- Extracted records:
┄┄┄┄┄┄┄┄┄┄┄┄┄┄┄┄┄┄┄┄
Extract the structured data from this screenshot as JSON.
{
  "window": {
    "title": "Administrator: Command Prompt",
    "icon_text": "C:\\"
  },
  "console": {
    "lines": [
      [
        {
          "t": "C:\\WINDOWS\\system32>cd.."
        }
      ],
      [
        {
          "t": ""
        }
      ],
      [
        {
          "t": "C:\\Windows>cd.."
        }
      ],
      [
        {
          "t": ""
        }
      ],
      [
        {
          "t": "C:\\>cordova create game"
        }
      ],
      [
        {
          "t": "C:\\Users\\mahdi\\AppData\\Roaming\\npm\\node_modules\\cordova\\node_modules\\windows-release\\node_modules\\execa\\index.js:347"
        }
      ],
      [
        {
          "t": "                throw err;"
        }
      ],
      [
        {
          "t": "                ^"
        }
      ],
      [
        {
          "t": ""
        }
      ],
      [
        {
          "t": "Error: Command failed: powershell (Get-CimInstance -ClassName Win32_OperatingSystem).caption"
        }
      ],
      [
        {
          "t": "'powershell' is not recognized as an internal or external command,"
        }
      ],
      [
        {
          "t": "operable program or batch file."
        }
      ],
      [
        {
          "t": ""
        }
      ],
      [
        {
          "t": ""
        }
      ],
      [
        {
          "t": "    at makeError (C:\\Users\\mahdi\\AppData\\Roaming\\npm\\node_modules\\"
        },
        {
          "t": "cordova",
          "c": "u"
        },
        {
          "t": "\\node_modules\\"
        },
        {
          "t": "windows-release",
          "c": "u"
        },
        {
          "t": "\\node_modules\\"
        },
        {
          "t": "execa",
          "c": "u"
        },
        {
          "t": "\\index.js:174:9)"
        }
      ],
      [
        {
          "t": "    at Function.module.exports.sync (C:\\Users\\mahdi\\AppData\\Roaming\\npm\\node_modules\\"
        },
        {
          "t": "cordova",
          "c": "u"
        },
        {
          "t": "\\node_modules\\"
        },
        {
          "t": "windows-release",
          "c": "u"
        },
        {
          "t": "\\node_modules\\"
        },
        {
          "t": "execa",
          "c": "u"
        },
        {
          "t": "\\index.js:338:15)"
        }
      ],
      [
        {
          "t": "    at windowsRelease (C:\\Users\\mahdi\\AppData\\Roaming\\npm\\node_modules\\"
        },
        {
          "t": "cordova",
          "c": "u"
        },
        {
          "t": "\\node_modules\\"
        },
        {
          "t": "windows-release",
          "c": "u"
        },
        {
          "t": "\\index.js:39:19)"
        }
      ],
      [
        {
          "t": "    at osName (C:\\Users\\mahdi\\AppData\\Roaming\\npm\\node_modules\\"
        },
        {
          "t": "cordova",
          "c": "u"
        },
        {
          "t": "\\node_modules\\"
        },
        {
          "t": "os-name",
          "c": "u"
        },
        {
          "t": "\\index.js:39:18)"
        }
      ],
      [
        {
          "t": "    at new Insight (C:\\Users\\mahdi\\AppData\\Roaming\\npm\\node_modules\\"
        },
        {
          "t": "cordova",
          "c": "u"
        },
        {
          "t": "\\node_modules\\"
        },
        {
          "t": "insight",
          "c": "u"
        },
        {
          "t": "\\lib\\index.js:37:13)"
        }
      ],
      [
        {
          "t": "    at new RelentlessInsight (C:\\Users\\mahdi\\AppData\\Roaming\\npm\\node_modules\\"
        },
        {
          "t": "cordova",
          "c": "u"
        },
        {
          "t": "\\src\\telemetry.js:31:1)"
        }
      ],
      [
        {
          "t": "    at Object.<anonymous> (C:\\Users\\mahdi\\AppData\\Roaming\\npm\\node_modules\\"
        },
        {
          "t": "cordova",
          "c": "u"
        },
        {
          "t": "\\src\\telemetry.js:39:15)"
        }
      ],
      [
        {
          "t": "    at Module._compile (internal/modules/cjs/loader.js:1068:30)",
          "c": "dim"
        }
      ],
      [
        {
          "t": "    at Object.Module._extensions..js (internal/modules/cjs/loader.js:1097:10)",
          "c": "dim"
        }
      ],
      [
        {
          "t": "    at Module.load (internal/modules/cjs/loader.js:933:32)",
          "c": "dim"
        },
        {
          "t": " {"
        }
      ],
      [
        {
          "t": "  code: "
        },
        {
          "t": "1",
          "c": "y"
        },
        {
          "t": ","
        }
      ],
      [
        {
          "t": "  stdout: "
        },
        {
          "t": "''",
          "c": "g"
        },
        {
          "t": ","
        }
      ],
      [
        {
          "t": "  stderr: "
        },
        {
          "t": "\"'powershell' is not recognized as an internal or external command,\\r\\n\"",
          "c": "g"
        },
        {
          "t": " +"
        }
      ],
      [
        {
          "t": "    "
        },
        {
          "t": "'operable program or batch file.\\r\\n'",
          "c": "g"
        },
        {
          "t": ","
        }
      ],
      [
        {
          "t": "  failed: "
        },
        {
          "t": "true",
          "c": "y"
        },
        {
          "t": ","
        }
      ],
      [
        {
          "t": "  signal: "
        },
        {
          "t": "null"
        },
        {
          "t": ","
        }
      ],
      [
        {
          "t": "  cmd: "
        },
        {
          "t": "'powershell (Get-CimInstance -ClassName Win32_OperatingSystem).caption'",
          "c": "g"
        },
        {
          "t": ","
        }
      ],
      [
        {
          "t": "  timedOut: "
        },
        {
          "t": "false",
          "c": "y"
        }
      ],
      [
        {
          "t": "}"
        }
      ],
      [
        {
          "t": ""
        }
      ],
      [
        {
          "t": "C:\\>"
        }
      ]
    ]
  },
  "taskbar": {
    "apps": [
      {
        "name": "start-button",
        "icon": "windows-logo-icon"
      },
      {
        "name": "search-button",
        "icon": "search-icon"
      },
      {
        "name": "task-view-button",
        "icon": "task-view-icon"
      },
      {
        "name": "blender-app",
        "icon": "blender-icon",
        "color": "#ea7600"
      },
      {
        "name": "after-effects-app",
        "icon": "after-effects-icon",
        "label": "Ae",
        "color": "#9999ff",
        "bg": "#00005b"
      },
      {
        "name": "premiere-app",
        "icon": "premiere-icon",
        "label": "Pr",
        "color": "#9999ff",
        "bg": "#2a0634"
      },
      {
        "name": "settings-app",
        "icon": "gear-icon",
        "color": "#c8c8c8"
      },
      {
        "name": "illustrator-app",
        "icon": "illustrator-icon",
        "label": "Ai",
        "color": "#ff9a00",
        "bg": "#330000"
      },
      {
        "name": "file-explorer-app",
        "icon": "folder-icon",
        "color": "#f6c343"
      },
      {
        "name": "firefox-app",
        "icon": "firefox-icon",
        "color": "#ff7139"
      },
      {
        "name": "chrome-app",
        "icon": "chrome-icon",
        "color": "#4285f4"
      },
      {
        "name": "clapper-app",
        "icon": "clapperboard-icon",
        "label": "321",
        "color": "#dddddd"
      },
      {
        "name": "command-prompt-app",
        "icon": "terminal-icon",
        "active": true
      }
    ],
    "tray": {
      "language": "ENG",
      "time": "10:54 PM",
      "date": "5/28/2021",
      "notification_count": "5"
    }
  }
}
┄┄┄┄┄┄┄┄┄┄┄┄┄┄┄┄┄┄┄┄
Extract all of the data shown above and repeat it verbatim.

- Written solution:
Extract the structured data from this screenshot as JSON.
{
  "window": {
    "title": "Administrator: Command Prompt",
    "icon_text": "C:\\"
  },
  "console": {
    "lines": [
      [
        {
          "t": "C:\\WINDOWS\\system32>cd.."
        }
      ],
      [
        {
          "t": ""
        }
      ],
      [
        {
          "t": "C:\\Windows>cd.."
        }
      ],
      [
        {
          "t": ""
        }
      ],
      [
        {
          "t": "C:\\>cordova create game"
        }
      ],
      [
        {
          "t": "C:\\Users\\mahdi\\AppData\\Roaming\\npm\\node_modules\\cordova\\node_modules\\windows-release\\node_modules\\execa\\index.js:347"
        }
      ],
      [
        {
          "t": "                throw err;"
        }
      ],
      [
        {
          "t": "                ^"
        }
      ],
      [
        {
          "t": ""
        }
      ],
      [
        {
          "t": "Error: Command failed: powershell (Get-CimInstance -ClassName Win32_OperatingSystem).caption"
        }
      ],
      [
        {
          "t": "'powershell' is not recognized as an internal or external command,"
        }
      ],
      [
        {
          "t": "operable program or batch file."
        }
      ],
      [
        {
          "t": ""
        }
      ],
      [
        {
          "t": ""
        }
      ],
      [
        {
          "t": "    at makeError (C:\\Users\\mahdi\\AppData\\Roaming\\npm\\node_modules\\"
        },
        {
          "t": "cordova",
          "c": "u"
        },
        {
          "t": "\\node_modules\\"
        },
        {
          "t": "windows-release",
          "c": "u"
        },
        {
          "t": "\\node_modules\\"
        },
        {
          "t": "execa",
          "c": "u"
        },
        {
          "t": "\\index.js:174:9)"
        }
      ],
      [
        {
          "t": "    at Function.module.exports.sync (C:\\Users\\mahdi\\AppData\\Roaming\\npm\\node_modules\\"
        },
        {
          "t": "cordova",
          "c": "u"
        },
        {
          "t": "\\node_modules\\"
        },
        {
          "t": "windows-release",
          "c": "u"
        },
        {
          "t": "\\node_modules\\"
        },
        {
          "t": "execa",
          "c": "u"
        },
        {
          "t": "\\index.js:338:15)"
        }
      ],
      [
        {
          "t": "    at windowsRelease (C:\\Users\\mahdi\\AppData\\Roaming\\npm\\node_modules\\"
        },
        {
          "t": "cordova",
          "c": "u"
        },
        {
          "t": "\\node_modules\\"
        },
        {
          "t": "windows-release",
          "c": "u"
        },
        {
          "t": "\\index.js:39:19)"
        }
      ],
      [
        {
          "t": "    at osName (C:\\Users\\mahdi\\AppData\\Roaming\\npm\\node_modules\\"
        },
        {
          "t": "cordova",
          "c": "u"
        },
        {
          "t": "\\node_modules\\"
        },
        {
          "t": "os-name",
          "c": "u"
        },
        {
          "t": "\\index.js:39:18)"
        }
      ],
      [
        {
          "t": "    at new Insight (C:\\Users\\mahdi\\AppData\\Roaming\\npm\\node_modules\\"
        },
        {
          "t": "cordova",
          "c": "u"
        },
        {
          "t": "\\node_modules\\"
        },
        {
          "t": "insight",
          "c": "u"
        },
        {
          "t": "\\lib\\index.js:37:13)"
        }
      ],
      [
        {
          "t": "    at new RelentlessInsight (C:\\Users\\mahdi\\AppData\\Roaming\\npm\\node_modules\\"
        },
        {
          "t": "cordova",
          "c": "u"
        },
        {
          "t": "\\src\\telemetry.js:31:1)"
        }
      ],
      [
        {
          "t": "    at Object.<anonymous> (C:\\Users\\mahdi\\AppData\\Roaming\\npm\\node_modules\\"
        },
        {
          "t": "cordova",
          "c": "u"
        },
        {
          "t": "\\src\\telemetry.js:39:15)"
        }
      ],
      [
        {
          "t": "    at Module._compile (internal/modules/cjs/loader.js:1068:30)",
          "c": "dim"
        }
      ],
      [
        {
          "t": "    at Object.Module._extensions..js (internal/modules/cjs/loader.js:1097:10)",
          "c": "dim"
        }
      ],
      [
        {
          "t": "    at Module.load (internal/modules/cjs/loader.js:933:32)",
          "c": "dim"
        },
        {
          "t": " {"
        }
      ],
      [
        {
          "t": "  code: "
        },
        {
          "t": "1",
          "c": "y"
        },
        {
          "t": ","
        }
      ],
      [
        {
          "t": "  stdout: "
        },
        {
          "t": "''",
          "c": "g"
        },
        {
          "t": ","
        }
      ],
      [
        {
          "t": "  stderr: "
        },
        {
          "t": "\"'powershell' is not recognized as an internal or external command,\\r\\n\"",
          "c": "g"
        },
        {
          "t": " +"
        }
      ],
      [
        {
          "t": "    "
        },
        {
          "t": "'operable program or batch file.\\r\\n'",
          "c": "g"
        },
        {
          "t": ","
        }
      ],
      [
        {
          "t": "  failed: "
        },
        {
          "t": "true",
          "c": "y"
        },
        {
          "t": ","
        }
      ],
      [
        {
          "t": "  signal: "
        },
        {
          "t": "null"
        },
        {
          "t": ","
        }
      ],
      [
        {
          "t": "  cmd: "
        },
        {
          "t": "'powershell (Get-CimInstance -ClassName Win32_OperatingSystem).caption'",
          "c": "g"
        },
        {
          "t": ","
        }
      ],
      [
        {
          "t": "  timedOut: "
        },
        {
          "t": "false",
          "c": "y"
        }
      ],
      [
        {
          "t": "}"
        }
      ],
      [
        {
          "t": ""
        }
      ],
      [
        {
          "t": "C:\\>"
        }
      ]
    ]
  },
  "taskbar": {
    "apps": [
      {
        "name": "start-button",
        "icon": "windows-logo-icon"
      },
      {
        "name": "search-button",
        "icon": "search-icon"
      },
      {
        "name": "task-view-button",
        "icon": "task-view-icon"
      },
      {
        "name": "blender-app",
        "icon": "blender-icon",
        "color": "#ea7600"
      },
      {
        "name": "after-effects-app",
        "icon": "after-effects-icon",
        "label": "Ae",
        "color": "#9999ff",
        "bg": "#00005b"
      },
      {
        "name": "premiere-app",
        "icon": "premiere-icon",
        "label": "Pr",
        "color": "#9999ff",
        "bg": "#2a0634"
      },
      {
        "name": "settings-app",
        "icon": "gear-icon",
        "color": "#c8c8c8"
      },
      {
        "name": "illustrator-app",
        "icon": "illustrator-icon",
        "label": "Ai",
        "color": "#ff9a00",
        "bg": "#330000"
      },
      {
        "name": "file-explorer-app",
        "icon": "folder-icon",
        "color": "#f6c343"
      },
      {
        "name": "firefox-app",
        "icon": "firefox-icon",
        "color": "#ff7139"
      },
      {
        "name": "chrome-app",
        "icon": "chrome-icon",
        "color": "#4285f4"
      },
      {
        "name": "clapper-app",
        "icon": "clapperboard-icon",
        "label": "321",
        "color": "#dddddd"
      },
      {
        "name": "command-prompt-app",
        "icon": "terminal-icon",
        "active": true
      }
    ],
    "tray": {
      "language": "ENG",
      "time": "10:54 PM",
      "date": "5/28/2021",
      "notification_count": "5"
    }
  }
}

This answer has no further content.